======== ENTRIES PROVIDED ========

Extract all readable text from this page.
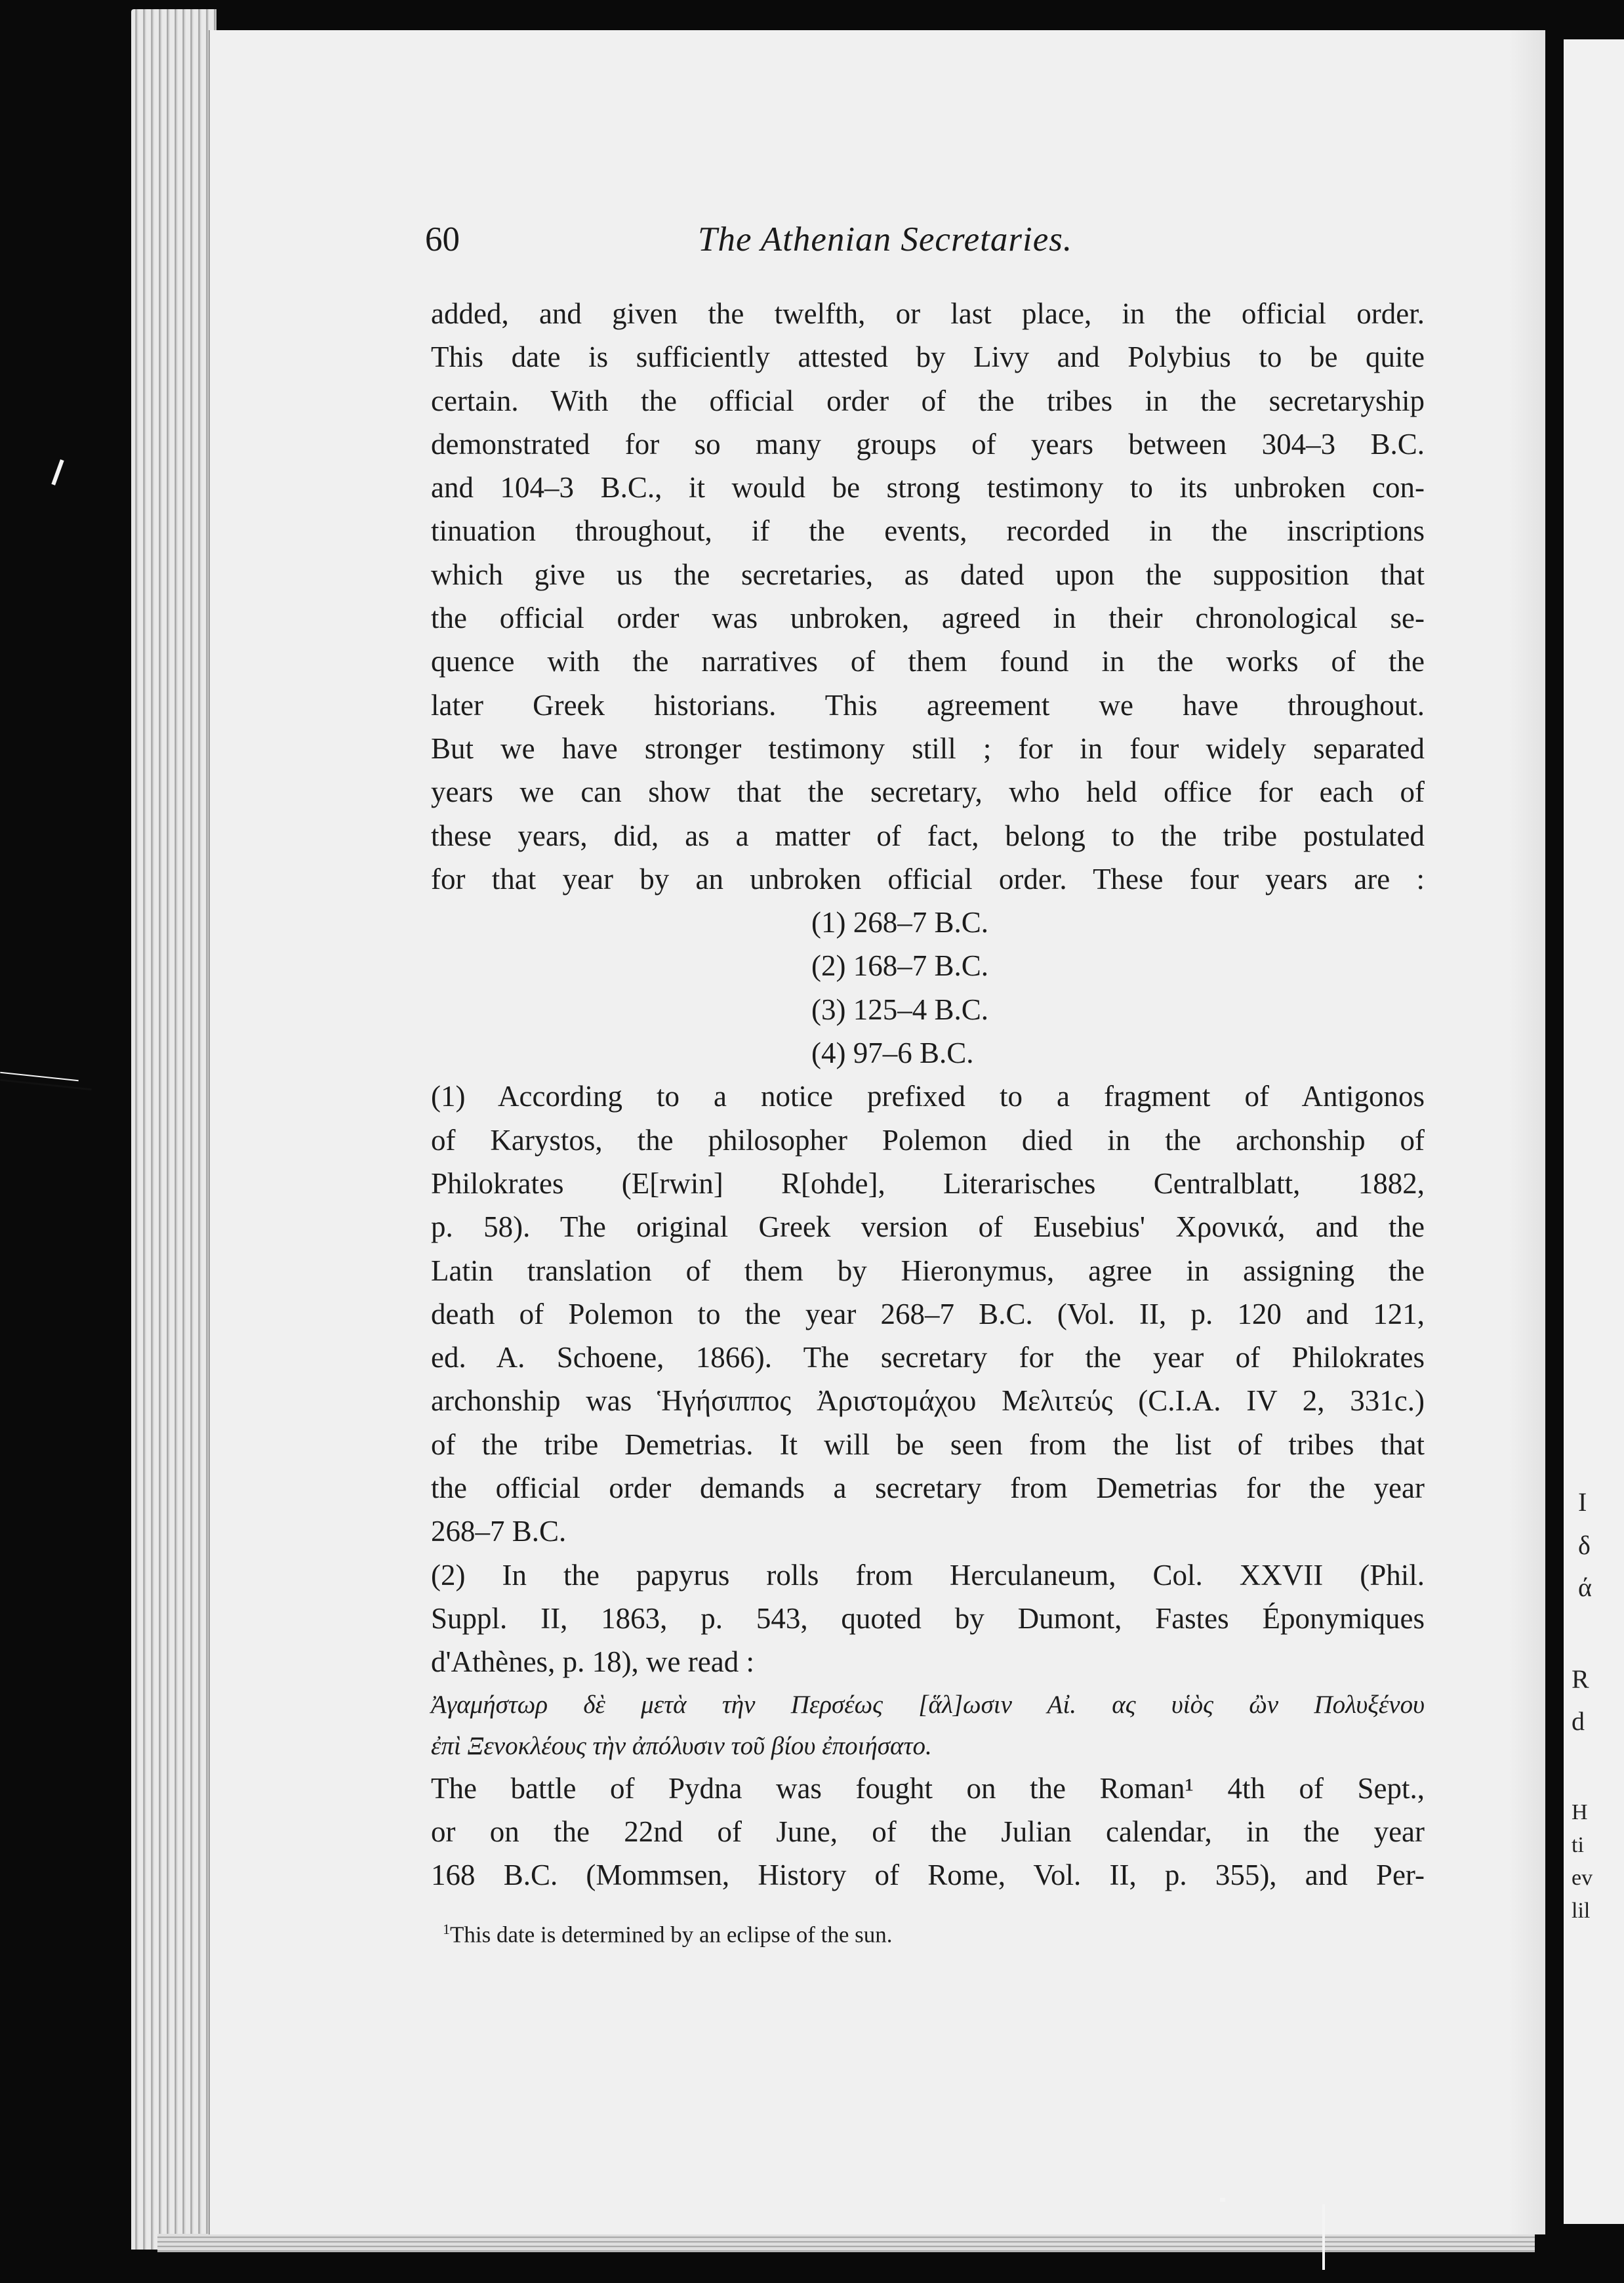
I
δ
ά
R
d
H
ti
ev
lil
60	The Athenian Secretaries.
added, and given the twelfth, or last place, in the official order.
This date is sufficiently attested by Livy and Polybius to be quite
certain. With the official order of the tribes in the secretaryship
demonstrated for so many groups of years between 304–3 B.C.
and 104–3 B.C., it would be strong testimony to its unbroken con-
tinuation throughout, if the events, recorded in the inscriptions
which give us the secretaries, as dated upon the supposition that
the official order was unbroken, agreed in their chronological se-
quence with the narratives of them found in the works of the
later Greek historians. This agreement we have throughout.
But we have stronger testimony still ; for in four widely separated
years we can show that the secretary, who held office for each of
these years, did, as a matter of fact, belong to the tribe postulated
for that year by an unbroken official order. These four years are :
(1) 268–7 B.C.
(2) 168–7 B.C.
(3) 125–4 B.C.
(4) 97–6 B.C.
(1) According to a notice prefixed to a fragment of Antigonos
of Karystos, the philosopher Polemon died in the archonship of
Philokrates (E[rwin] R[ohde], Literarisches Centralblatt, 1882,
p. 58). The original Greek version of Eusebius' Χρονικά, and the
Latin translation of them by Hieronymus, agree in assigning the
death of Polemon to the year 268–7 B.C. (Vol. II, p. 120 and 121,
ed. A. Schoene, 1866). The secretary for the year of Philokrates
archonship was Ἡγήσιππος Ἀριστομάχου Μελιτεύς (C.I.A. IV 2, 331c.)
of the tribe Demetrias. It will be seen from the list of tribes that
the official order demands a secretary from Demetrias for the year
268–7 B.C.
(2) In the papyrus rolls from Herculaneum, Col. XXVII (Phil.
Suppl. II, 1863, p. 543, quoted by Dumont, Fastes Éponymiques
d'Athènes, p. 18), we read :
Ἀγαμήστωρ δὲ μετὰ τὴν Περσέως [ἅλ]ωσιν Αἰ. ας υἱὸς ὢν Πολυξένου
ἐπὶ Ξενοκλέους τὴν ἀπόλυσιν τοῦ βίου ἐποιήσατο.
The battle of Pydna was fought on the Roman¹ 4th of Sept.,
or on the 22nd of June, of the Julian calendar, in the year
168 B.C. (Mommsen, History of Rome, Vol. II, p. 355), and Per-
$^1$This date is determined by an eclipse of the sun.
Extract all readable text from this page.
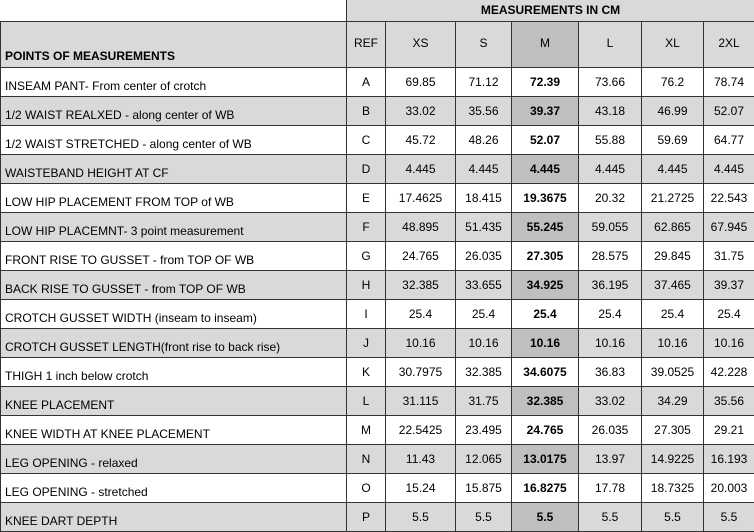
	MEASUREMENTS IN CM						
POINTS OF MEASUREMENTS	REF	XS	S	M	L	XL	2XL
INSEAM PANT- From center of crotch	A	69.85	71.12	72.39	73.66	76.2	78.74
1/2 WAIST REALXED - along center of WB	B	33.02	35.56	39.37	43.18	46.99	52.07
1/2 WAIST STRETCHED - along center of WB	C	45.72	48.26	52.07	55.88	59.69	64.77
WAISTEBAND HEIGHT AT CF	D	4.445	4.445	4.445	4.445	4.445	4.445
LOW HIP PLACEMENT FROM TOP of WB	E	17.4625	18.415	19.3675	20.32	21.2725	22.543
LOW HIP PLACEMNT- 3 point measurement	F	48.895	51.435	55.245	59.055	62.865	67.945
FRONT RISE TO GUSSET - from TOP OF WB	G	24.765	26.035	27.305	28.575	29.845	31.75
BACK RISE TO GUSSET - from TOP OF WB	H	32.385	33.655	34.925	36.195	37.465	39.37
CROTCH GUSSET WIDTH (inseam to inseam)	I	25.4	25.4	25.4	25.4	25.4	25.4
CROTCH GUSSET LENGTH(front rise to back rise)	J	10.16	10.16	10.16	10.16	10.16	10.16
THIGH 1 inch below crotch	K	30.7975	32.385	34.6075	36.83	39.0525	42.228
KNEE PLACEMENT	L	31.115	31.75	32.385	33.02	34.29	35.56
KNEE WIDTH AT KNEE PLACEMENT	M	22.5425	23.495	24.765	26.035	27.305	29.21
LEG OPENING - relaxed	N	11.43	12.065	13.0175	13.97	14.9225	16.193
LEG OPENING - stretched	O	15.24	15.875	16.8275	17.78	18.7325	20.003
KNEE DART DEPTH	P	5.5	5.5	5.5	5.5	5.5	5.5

========

▶ **TASK TO CARRY OUT**
Copy all lines of the material above where the string "center" occurs.

▶ **FINISHED TASK**
INSEAM PANT- From center of crotch	A	69.85	71.12	72.39	73.66	76.2	78.74
1/2 WAIST REALXED - along center of WB	B	33.02	35.56	39.37	43.18	46.99	52.07
1/2 WAIST STRETCHED - along center of WB	C	45.72	48.26	52.07	55.88	59.69	64.77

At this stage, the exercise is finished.